--- start ---

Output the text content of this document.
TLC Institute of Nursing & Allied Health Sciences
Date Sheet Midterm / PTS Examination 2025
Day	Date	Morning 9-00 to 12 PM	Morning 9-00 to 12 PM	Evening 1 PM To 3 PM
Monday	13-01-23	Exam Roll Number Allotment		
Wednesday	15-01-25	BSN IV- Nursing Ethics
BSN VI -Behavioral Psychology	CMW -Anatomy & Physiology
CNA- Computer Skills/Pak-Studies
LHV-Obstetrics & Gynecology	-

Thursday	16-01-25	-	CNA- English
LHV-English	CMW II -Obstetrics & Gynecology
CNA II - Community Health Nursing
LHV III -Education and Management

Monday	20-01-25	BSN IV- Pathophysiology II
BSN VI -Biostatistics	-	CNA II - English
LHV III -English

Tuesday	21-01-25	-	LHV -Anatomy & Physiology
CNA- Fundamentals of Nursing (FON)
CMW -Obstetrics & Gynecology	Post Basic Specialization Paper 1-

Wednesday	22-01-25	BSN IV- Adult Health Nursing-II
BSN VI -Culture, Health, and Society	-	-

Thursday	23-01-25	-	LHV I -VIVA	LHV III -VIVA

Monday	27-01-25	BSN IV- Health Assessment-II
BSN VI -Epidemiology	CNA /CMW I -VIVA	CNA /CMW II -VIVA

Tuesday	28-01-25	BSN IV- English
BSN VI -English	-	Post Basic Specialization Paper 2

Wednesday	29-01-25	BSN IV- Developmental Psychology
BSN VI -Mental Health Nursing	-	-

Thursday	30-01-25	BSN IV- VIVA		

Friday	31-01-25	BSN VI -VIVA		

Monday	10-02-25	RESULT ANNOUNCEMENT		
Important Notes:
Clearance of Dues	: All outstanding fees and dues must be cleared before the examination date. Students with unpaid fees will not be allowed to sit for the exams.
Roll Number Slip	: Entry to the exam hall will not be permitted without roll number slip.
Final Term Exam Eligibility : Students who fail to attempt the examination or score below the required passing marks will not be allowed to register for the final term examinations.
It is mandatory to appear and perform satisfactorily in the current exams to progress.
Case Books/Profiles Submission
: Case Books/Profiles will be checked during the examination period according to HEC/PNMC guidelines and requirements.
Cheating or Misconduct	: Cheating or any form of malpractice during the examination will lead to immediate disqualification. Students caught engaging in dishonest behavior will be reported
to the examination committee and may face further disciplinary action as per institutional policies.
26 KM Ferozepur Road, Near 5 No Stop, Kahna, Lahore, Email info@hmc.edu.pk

--- end ---
--- start ---

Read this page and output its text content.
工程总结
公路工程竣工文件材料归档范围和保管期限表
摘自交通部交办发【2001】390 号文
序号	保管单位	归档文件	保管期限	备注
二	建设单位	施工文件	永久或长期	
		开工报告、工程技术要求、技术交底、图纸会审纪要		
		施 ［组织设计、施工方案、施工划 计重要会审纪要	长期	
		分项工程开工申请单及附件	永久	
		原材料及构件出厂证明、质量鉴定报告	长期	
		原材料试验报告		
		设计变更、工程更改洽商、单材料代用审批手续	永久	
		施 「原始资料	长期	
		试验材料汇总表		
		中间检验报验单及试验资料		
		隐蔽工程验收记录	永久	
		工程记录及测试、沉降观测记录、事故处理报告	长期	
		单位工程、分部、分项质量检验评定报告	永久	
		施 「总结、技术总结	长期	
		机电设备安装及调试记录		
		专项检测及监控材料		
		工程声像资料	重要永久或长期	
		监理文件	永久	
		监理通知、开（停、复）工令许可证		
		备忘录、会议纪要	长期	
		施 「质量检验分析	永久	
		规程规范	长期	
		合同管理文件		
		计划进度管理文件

--- end ---
--- start ---

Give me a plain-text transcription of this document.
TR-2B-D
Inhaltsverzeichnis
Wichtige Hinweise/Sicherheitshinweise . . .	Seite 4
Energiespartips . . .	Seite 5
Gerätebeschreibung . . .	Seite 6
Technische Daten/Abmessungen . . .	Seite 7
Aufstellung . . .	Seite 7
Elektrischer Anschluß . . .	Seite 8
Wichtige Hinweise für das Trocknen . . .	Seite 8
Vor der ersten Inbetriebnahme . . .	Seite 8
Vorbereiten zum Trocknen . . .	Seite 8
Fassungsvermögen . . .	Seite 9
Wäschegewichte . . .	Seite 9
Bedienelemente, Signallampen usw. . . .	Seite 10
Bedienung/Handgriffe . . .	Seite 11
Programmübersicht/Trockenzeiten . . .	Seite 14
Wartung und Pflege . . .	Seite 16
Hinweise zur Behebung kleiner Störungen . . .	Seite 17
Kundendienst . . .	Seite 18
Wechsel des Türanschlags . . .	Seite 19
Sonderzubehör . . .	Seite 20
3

--- end ---

Instruction: Select every line of the material above holding the word "Paper" and copy it.

Written reply:
CMW -Obstetrics & Gynecology	Post Basic Specialization Paper 1-
BSN VI -English	-	Post Basic Specialization Paper 2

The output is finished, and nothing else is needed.